PROBLEM DESCRIPTION: Extract the full listing below without altering a single character.
=-=-=-=-=
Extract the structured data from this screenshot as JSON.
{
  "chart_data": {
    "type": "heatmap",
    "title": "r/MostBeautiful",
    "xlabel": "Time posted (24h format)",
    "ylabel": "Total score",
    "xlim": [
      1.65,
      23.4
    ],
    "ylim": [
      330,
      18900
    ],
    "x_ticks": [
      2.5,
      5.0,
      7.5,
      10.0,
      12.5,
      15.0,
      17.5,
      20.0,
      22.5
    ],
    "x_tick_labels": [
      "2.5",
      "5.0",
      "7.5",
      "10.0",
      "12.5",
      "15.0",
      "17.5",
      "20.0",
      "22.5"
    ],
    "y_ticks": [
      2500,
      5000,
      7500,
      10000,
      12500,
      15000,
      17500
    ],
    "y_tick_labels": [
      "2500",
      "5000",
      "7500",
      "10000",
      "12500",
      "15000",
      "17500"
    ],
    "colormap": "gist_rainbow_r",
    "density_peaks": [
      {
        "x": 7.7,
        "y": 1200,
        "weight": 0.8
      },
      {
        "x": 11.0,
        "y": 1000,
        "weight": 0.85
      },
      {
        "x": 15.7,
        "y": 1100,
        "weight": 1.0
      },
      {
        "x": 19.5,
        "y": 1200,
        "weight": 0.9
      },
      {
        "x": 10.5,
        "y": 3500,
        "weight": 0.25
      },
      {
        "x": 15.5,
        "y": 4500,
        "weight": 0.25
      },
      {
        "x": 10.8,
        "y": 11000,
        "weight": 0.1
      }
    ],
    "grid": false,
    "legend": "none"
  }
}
=-=-=-=-=
EXERCISE RESULT:
Extract the structured data from this screenshot as JSON.
{
  "chart_data": {
    "type": "heatmap",
    "title": "r/MostBeautiful",
    "xlabel": "Time posted (24h format)",
    "ylabel": "Total score",
    "xlim": [
      1.65,
      23.4
    ],
    "ylim": [
      330,
      18900
    ],
    "x_ticks": [
      2.5,
      5.0,
      7.5,
      10.0,
      12.5,
      15.0,
      17.5,
      20.0,
      22.5
    ],
    "x_tick_labels": [
      "2.5",
      "5.0",
      "7.5",
      "10.0",
      "12.5",
      "15.0",
      "17.5",
      "20.0",
      "22.5"
    ],
    "y_ticks": [
      2500,
      5000,
      7500,
      10000,
      12500,
      15000,
      17500
    ],
    "y_tick_labels": [
      "2500",
      "5000",
      "7500",
      "10000",
      "12500",
      "15000",
      "17500"
    ],
    "colormap": "gist_rainbow_r",
    "density_peaks": [
      {
        "x": 7.7,
        "y": 1200,
        "weight": 0.8
      },
      {
        "x": 11.0,
        "y": 1000,
        "weight": 0.85
      },
      {
        "x": 15.7,
        "y": 1100,
        "weight": 1.0
      },
      {
        "x": 19.5,
        "y": 1200,
        "weight": 0.9
      },
      {
        "x": 10.5,
        "y": 3500,
        "weight": 0.25
      },
      {
        "x": 15.5,
        "y": 4500,
        "weight": 0.25
      },
      {
        "x": 10.8,
        "y": 11000,
        "weight": 0.1
      }
    ],
    "grid": false,
    "legend": "none"
  }
}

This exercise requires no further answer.